# LE PROBLÈME:
Reproduisez sous forme de liste numérotée, sans les lignes vides, les lignes des données ci-dessous, en commençant par celle qui contient "legend-marker <box>386 37 401 51</box>" et en allant jusqu'à celle qui contient "x-tick-label: 0.04 <box>261 411 300 433</box>", toutes deux comprises.
◆ ◆ ◆ ◆ ◆
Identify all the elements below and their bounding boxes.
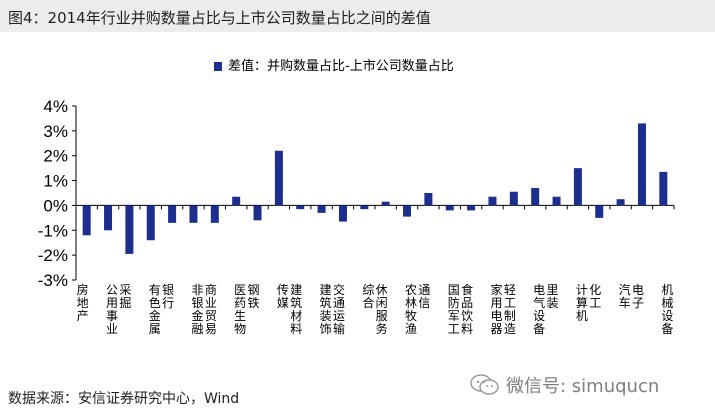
bar <box>232 196 241 206</box>
x-category-label: 轻工制造 <box>504 283 516 336</box>
y-tick-label: 2% <box>43 147 68 166</box>
x-category-label: 汽车 <box>619 282 631 310</box>
x-category-label: 电气设备 <box>533 283 545 336</box>
x-category-label: 房地产 <box>77 282 89 323</box>
x-category-label: 商业贸易 <box>205 282 217 336</box>
bar <box>509 191 518 206</box>
bar <box>381 201 390 206</box>
bar <box>424 193 433 206</box>
bar <box>445 205 454 211</box>
x-category-label: 计算机 <box>576 283 588 323</box>
x-category-label: 通信 <box>418 283 430 310</box>
bar <box>168 205 177 223</box>
x-category-label: 电子 <box>632 283 644 310</box>
bar <box>317 205 326 213</box>
bar <box>573 168 582 206</box>
bar <box>296 205 305 210</box>
legend-swatch <box>214 62 222 71</box>
x-category-label: 有色金属 <box>149 283 161 336</box>
y-tick-label: 1% <box>43 172 68 191</box>
x-category-label: 非银金融 <box>191 283 203 336</box>
x-category-label: 传媒 <box>277 282 289 310</box>
x-category-label: 休闲服务 <box>376 283 388 336</box>
bar <box>659 171 668 206</box>
bar <box>488 196 497 206</box>
bar <box>467 205 476 211</box>
y-tick-label: 4% <box>43 97 68 116</box>
x-category-label: 农林牧渔 <box>405 283 417 336</box>
bar <box>360 205 369 210</box>
x-category-label: 钢铁 <box>248 283 260 310</box>
bar <box>189 205 198 223</box>
bar <box>531 188 540 206</box>
wechat-icon <box>470 374 499 395</box>
x-category-label: 国防军工 <box>448 283 460 336</box>
bar <box>403 205 412 217</box>
x-category-label: 化工 <box>589 283 601 310</box>
legend-label: 差值：并购数量占比-上市公司数量占比 <box>228 58 454 74</box>
y-tick-label: -2% <box>38 246 68 265</box>
x-category-label: 公用事业 <box>106 283 118 336</box>
bar-chart: 差值：并购数量占比-上市公司数量占比 4% 3% 2% 1% 0% -1% -2% -3% 房地产… <box>38 58 675 336</box>
bar <box>253 205 262 221</box>
x-category-label: 食品饮料 <box>461 282 473 336</box>
x-category-label: 里装 <box>547 283 559 310</box>
watermark: 微信号: simuqucn <box>470 372 710 398</box>
x-category-label: 建筑装饰 <box>320 283 332 336</box>
x-category-label: 交通运输 <box>333 282 345 336</box>
y-tick-label: 0% <box>43 196 68 215</box>
bar <box>616 199 625 206</box>
bar <box>552 196 561 206</box>
watermark-text: 微信号: simuqucn <box>506 376 660 397</box>
x-category-label: 建筑材料 <box>290 283 302 336</box>
data-source: 数据来源：安信证券研究中心，Wind <box>8 391 240 407</box>
x-category-label: 综合 <box>362 283 374 310</box>
x-category-label: 机械设备 <box>661 283 673 336</box>
bar <box>146 205 155 241</box>
bar <box>125 205 134 254</box>
bar <box>338 205 347 222</box>
bar <box>274 150 283 206</box>
bar <box>82 205 91 236</box>
bar <box>595 205 604 218</box>
x-category-label: 医药生物 <box>234 283 246 336</box>
x-category-label: 银行 <box>162 283 174 310</box>
y-tick-label: -1% <box>38 221 68 240</box>
bar <box>210 205 219 223</box>
figure-title: 图4：2014年行业并购数量占比与上市公司数量占比之间的差值 <box>8 9 431 27</box>
x-category-label: 家用电器 <box>490 282 502 336</box>
x-category-label: 采掘 <box>119 283 131 310</box>
y-tick-label: -3% <box>38 271 68 290</box>
y-tick-label: 3% <box>43 122 68 141</box>
figure-title-bar: 图4：2014年行业并购数量占比与上市公司数量占比之间的差值 <box>0 0 715 32</box>
bar <box>637 123 646 206</box>
bar <box>104 205 113 231</box>
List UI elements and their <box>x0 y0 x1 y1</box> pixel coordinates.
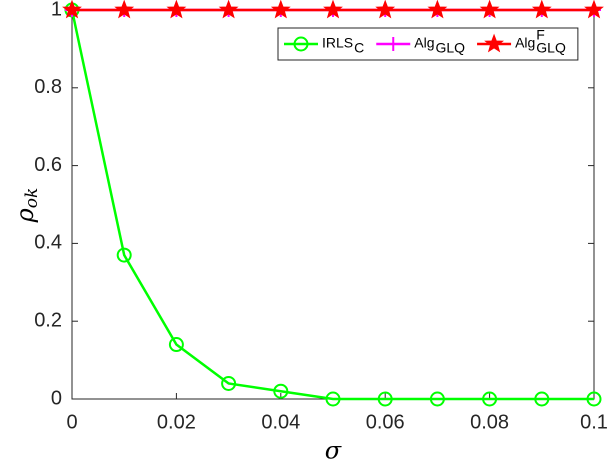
legend-marker <box>386 37 401 51</box>
y-axis-label-sub: ok <box>22 188 42 209</box>
marker <box>323 0 343 19</box>
marker <box>531 0 552 19</box>
marker <box>221 375 237 391</box>
marker <box>427 0 448 19</box>
x-tick-label: 0.04 <box>261 411 300 433</box>
legend-label-sup: F <box>536 27 545 43</box>
marker <box>584 0 604 19</box>
x-tick-label: 0.02 <box>157 411 196 433</box>
legend-label: Alg <box>414 35 434 51</box>
legend-label-sub: GLQ <box>435 40 465 56</box>
legend-label-sub: GLQ <box>536 40 566 56</box>
marker <box>114 0 135 19</box>
marker <box>586 391 602 407</box>
marker <box>273 383 289 399</box>
y-tick-label: 0.2 <box>34 309 62 331</box>
x-axis-label: σ <box>325 437 342 465</box>
legend-label: IRLS <box>322 35 353 51</box>
marker <box>479 0 500 19</box>
marker <box>166 0 187 19</box>
x-tick-label: 0.08 <box>470 411 509 433</box>
marker <box>270 0 291 19</box>
marker <box>375 0 396 19</box>
marker <box>62 0 82 19</box>
marker <box>482 391 498 407</box>
x-tick-label: 0 <box>66 411 77 433</box>
x-tick-label: 0.06 <box>366 411 405 433</box>
y-axis-label: ρok <box>11 188 42 224</box>
marker <box>534 391 550 407</box>
y-tick-label: 0 <box>51 387 62 409</box>
legend-marker <box>293 36 309 52</box>
plot-area <box>71 9 595 400</box>
y-axis-label-base: ρ <box>11 208 39 223</box>
y-tick-label: 0.6 <box>34 154 62 176</box>
legend-label-sub: C <box>354 40 364 56</box>
series-line <box>70 9 594 401</box>
legend-box <box>277 27 579 61</box>
marker <box>116 247 132 263</box>
y-tick-label: 0.8 <box>34 76 62 98</box>
marker <box>218 0 239 19</box>
marker <box>168 337 184 353</box>
x-tick-label: 0.1 <box>580 411 608 433</box>
legend-label: Alg <box>515 35 535 51</box>
y-tick-label: 1 <box>51 0 62 20</box>
legend-marker <box>484 33 504 53</box>
marker <box>429 391 445 407</box>
y-tick-label: 0.4 <box>34 232 62 254</box>
marker <box>325 391 341 407</box>
marker <box>377 391 393 407</box>
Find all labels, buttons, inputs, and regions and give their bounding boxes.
◆ ◆ ◆ ◆ ◆
# SORTIE COMPLÈTE:
1. legend-marker <box>386 37 401 51</box>
2. y-axis-label-sub: ok <box>22 188 42 209</box>
3. marker <box>323 0 343 19</box>
4. marker <box>531 0 552 19</box>
5. marker <box>221 375 237 391</box>
6. marker <box>427 0 448 19</box>
7. x-tick-label: 0.04 <box>261 411 300 433</box>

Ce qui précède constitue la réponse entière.